■ Task instructions:
Produce the listing below again, exactly as shown.
>>
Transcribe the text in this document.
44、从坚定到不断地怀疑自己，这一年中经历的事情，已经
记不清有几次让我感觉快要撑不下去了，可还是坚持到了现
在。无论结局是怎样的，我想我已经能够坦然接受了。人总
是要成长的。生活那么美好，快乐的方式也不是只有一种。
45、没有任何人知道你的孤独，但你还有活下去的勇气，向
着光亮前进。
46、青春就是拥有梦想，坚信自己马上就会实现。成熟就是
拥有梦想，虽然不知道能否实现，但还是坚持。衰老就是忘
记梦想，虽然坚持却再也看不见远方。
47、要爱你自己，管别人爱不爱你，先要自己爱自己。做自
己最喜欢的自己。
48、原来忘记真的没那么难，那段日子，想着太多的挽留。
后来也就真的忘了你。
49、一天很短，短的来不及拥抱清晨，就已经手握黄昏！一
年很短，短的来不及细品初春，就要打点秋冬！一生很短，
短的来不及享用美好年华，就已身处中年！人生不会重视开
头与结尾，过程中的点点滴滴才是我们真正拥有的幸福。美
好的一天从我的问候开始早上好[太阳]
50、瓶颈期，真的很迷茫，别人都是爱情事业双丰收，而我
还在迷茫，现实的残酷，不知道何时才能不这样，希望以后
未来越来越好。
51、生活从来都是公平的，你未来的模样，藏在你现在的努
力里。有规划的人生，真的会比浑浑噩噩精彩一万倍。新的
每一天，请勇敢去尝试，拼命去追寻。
<<
■ Final answer:
Transcribe the text in this document.
44、从坚定到不断地怀疑自己，这一年中经历的事情，已经
记不清有几次让我感觉快要撑不下去了，可还是坚持到了现
在。无论结局是怎样的，我想我已经能够坦然接受了。人总
是要成长的。生活那么美好，快乐的方式也不是只有一种。
45、没有任何人知道你的孤独，但你还有活下去的勇气，向
着光亮前进。
46、青春就是拥有梦想，坚信自己马上就会实现。成熟就是
拥有梦想，虽然不知道能否实现，但还是坚持。衰老就是忘
记梦想，虽然坚持却再也看不见远方。
47、要爱你自己，管别人爱不爱你，先要自己爱自己。做自
己最喜欢的自己。
48、原来忘记真的没那么难，那段日子，想着太多的挽留。
后来也就真的忘了你。
49、一天很短，短的来不及拥抱清晨，就已经手握黄昏！一
年很短，短的来不及细品初春，就要打点秋冬！一生很短，
短的来不及享用美好年华，就已身处中年！人生不会重视开
头与结尾，过程中的点点滴滴才是我们真正拥有的幸福。美
好的一天从我的问候开始早上好[太阳]
50、瓶颈期，真的很迷茫，别人都是爱情事业双丰收，而我
还在迷茫，现实的残酷，不知道何时才能不这样，希望以后
未来越来越好。
51、生活从来都是公平的，你未来的模样，藏在你现在的努
力里。有规划的人生，真的会比浑浑噩噩精彩一万倍。新的
每一天，请勇敢去尝试，拼命去追寻。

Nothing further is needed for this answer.